[WHAT NEEDS TO BE DONE]: In your copy, reproduce the entries exactly as they are, minus the images.

+---+

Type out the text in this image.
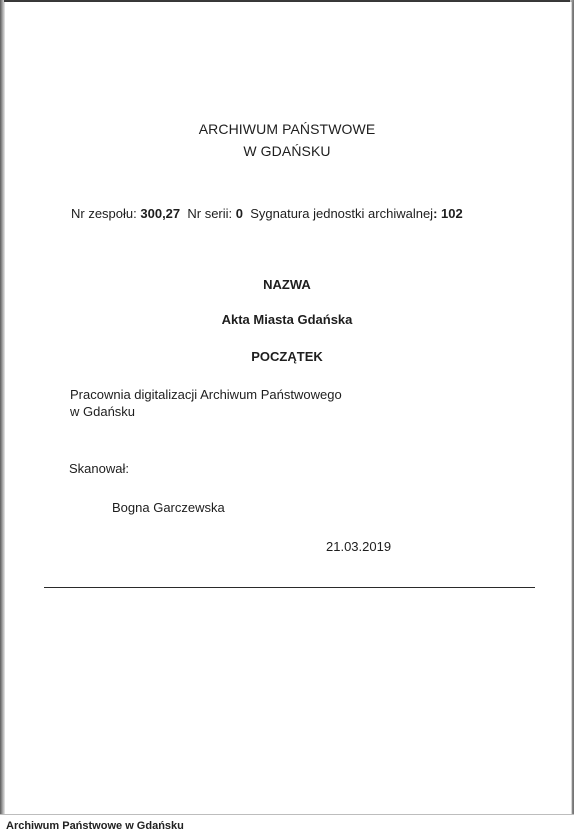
ARCHIWUM PAŃSTWOWE
W GDAŃSKU
Nr zespołu: 300,27 Nr serii: 0 Sygnatura jednostki archiwalnej: 102
NAZWA
Akta Miasta Gdańska
POCZĄTEK
Pracownia digitalizacji Archiwum Państwowego
w Gdańsku
Skanował:
Bogna Garczewska
21.03.2019
Archiwum Państwowe w Gdańsku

+---+

[RIGHT ANSWER]:
Type out the text in this image.
ARCHIWUM PAŃSTWOWE
W GDAŃSKU
Nr zespołu: 300,27 Nr serii: 0 Sygnatura jednostki archiwalnej: 102
NAZWA
Akta Miasta Gdańska
POCZĄTEK
Pracownia digitalizacji Archiwum Państwowego
w Gdańsku
Skanował:
Bogna Garczewska
21.03.2019
Archiwum Państwowe w Gdańsku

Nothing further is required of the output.